SOURCE DOCUMENT.
◇ ◇ ◇ ◇ ◇
Judge of the United States District Court for the Eastern District of Louisiana
- In office May 7, 1976 – February 28, 1991
- Appointed by: Gerald Ford
- Preceded by: Herbert William Christenberry
- Succeeded by: Edith Brown Clement

Personal details
- Born: Charles Schwartz Jr. August 20, 1922 New Orleans, Louisiana
- Died: November 3, 2012 (aged 90) Metairie, Louisiana
- Education: Tulane University (B.A.) Tulane University Law School (J.D.)

= Charles Schwartz Jr. =

American judge (1922–2012)

Charles Schwartz Jr. (August 20, 1922 – November 3, 2012) was a United States district judge of the United States District Court for the Eastern District of Louisiana.

==Education and career==

Born in New Orleans, Louisiana, Schwartz received a Bachelor of Arts degree from Tulane University in 1943 and was in the United States Army as a Second Lieutenant from 1943 to 1945, remaining in the United States Army Reserve from 1946 to 1965 and attaining the rank of Major. He received a Juris Doctor from Tulane University Law School in 1947 and was then in private practice in New Orleans until 1976. He was a district counsel for the Gulf Coast District of the United States Maritime Administration from 1953 to 1962.
◇ ◇ ◇ ◇ ◇
PARTS OF THE EXERCISE.
A - Answer these questions from the Charles Schwartz Jr. biography:
(i) Which president appointed Schwartz to the district court?
(ii) In what place did Schwartz die?
(iii) What rank did Schwartz attain in the United States Army Reserve?
B - Repeat the stretch of the Charles Schwartz Jr. biography from "Charles Schwartz Jr. (August" through "District of Louisiana.".
C - Write the next part of the Charles Schwartz Jr. biography, starting after its final sentence.
The records play no part in the work on this page.

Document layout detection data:
◇ ◇ ◇ ◇ ◇
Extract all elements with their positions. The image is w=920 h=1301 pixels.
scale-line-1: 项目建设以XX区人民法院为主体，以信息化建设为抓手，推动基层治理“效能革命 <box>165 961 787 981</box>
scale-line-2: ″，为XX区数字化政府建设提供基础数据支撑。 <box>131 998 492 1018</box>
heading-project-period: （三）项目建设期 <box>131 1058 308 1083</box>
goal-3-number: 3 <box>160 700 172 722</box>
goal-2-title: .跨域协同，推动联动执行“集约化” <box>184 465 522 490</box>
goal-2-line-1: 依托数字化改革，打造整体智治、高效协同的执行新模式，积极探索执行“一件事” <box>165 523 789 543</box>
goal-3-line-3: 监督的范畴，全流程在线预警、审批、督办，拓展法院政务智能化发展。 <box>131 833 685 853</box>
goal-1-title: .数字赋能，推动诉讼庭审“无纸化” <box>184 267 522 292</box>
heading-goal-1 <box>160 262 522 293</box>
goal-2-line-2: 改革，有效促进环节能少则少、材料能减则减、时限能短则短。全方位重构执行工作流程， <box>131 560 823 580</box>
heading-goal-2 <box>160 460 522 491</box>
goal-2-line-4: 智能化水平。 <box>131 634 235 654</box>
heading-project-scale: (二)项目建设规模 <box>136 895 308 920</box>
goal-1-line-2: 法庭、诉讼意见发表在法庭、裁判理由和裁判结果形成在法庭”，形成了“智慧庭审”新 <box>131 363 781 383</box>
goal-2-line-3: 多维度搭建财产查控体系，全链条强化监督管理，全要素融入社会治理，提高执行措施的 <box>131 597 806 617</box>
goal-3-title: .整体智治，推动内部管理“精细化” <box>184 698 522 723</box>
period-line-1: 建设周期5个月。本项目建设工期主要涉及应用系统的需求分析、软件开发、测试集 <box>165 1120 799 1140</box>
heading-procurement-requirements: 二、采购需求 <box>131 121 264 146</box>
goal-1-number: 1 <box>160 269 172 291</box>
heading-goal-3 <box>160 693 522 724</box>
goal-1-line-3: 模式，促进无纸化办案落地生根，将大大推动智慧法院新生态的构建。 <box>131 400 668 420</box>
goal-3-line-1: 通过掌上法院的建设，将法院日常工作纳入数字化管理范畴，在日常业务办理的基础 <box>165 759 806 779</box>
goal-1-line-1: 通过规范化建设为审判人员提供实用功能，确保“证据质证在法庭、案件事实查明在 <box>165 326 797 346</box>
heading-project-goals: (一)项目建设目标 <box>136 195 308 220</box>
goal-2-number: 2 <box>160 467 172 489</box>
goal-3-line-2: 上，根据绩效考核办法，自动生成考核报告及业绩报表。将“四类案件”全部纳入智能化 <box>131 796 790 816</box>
◇ ◇ ◇ ◇ ◇
ANSWERS FOR THE TASKS.
A -
(i) Gerald Ford
(ii) Metairie, Louisiana
(iii) Major

B -
Charles Schwartz Jr. (August 20, 1922 – November 3, 2012) was a United States district judge of the United States District Court for the Eastern District of Louisiana.

C -
==Federal judicial service==

On March 23, 1976, Schwartz was nominated by President Gerald Ford to a seat on the United States District Court for the Eastern District of Louisiana vacated by Judge Herbert William Christenberry. Schwartz was confirmed by the United States Senate on May 6, 1976, and received his commission on May 7, 1976. He assumed senior status on February 28, 1991. Concurrent to his federal judicial service, he taught as an adjunct professor of law at Tulane University, starting in 1977. Schwartz died on November 3, 2012, in Metairie, Louisiana.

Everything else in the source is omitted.